▶ **SUPPLIED ENTRIES**

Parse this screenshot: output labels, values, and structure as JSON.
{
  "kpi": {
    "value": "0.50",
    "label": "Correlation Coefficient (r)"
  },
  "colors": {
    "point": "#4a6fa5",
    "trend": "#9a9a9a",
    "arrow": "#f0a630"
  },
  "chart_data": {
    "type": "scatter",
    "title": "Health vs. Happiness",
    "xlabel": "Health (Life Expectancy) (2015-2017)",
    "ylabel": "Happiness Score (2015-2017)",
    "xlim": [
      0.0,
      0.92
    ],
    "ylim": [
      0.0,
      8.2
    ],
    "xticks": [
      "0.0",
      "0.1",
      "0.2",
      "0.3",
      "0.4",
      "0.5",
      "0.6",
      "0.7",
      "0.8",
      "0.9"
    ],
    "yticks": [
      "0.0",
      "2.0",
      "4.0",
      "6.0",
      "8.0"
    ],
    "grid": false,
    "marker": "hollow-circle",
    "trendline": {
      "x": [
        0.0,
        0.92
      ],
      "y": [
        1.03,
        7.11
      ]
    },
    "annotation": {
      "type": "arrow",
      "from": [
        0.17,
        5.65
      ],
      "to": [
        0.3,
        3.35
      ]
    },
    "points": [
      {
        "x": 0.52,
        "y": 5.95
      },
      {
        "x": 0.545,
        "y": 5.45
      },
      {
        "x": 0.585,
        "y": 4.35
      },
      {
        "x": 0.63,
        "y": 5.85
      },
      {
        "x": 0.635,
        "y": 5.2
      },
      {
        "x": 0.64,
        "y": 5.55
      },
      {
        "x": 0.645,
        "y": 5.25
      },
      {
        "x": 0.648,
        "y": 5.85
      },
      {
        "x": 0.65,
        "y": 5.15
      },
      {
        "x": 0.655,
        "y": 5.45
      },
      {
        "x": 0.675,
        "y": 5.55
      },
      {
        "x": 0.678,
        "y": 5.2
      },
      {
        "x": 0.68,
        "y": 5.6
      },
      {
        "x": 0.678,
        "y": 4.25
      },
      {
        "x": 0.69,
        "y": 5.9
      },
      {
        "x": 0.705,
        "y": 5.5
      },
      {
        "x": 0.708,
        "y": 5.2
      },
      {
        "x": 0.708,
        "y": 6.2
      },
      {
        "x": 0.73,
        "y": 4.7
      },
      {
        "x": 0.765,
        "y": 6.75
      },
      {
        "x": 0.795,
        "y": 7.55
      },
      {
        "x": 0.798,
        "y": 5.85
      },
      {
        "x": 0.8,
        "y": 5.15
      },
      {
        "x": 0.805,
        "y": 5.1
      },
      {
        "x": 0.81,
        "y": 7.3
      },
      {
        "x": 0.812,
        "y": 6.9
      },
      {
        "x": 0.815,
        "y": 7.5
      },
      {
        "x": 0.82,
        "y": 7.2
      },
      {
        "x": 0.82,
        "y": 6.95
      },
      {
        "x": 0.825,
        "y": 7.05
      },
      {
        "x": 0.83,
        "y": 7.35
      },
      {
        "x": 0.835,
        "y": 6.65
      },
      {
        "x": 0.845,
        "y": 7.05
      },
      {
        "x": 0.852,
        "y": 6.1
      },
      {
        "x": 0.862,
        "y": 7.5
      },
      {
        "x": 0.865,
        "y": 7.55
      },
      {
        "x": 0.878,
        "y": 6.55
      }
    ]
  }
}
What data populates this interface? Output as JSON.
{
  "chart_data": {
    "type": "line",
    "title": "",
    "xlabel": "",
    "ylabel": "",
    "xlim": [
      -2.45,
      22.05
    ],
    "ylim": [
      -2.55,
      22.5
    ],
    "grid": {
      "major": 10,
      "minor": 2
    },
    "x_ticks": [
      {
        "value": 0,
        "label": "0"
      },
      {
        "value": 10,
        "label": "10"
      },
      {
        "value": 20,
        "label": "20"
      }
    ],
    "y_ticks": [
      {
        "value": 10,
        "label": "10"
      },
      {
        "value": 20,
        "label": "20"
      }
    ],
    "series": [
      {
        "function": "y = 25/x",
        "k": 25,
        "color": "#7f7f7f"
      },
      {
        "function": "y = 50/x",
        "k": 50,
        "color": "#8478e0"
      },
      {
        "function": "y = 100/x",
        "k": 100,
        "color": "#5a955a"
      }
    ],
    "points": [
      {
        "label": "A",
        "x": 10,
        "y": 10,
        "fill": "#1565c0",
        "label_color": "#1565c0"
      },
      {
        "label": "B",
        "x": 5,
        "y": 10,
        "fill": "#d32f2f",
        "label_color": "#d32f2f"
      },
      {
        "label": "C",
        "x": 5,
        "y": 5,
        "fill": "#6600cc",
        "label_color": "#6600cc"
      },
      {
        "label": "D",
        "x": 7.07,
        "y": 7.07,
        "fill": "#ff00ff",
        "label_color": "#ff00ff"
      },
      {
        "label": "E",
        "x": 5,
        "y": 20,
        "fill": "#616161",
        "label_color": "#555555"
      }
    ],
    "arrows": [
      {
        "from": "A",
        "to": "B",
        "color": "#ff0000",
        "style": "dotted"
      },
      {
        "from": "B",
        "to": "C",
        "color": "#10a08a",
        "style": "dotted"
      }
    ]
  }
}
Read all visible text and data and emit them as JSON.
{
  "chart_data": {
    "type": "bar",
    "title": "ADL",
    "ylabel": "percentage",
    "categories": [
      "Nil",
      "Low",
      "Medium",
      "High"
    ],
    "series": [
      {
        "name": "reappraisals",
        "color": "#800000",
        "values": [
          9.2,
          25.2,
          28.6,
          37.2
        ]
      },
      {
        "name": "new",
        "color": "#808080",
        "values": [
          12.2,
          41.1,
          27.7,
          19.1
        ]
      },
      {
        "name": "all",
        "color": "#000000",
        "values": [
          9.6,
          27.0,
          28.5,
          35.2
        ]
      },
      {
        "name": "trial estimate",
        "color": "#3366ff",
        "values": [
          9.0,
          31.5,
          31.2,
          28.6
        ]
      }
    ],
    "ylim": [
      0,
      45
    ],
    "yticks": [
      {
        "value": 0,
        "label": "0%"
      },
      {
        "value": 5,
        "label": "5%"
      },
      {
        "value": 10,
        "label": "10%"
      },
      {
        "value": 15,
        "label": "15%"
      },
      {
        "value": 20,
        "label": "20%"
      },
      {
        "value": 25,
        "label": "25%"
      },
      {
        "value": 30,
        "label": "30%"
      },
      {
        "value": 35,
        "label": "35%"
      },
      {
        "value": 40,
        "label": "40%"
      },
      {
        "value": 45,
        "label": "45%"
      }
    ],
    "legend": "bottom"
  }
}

▶ **EXERCISE PROMPT**
Pick out every line above that contains the word "Health" and copy it.

▶ **EXERCISE RESULT**
    "title": "Health vs. Happiness",
    "xlabel": "Health (Life Expectancy) (2015-2017)",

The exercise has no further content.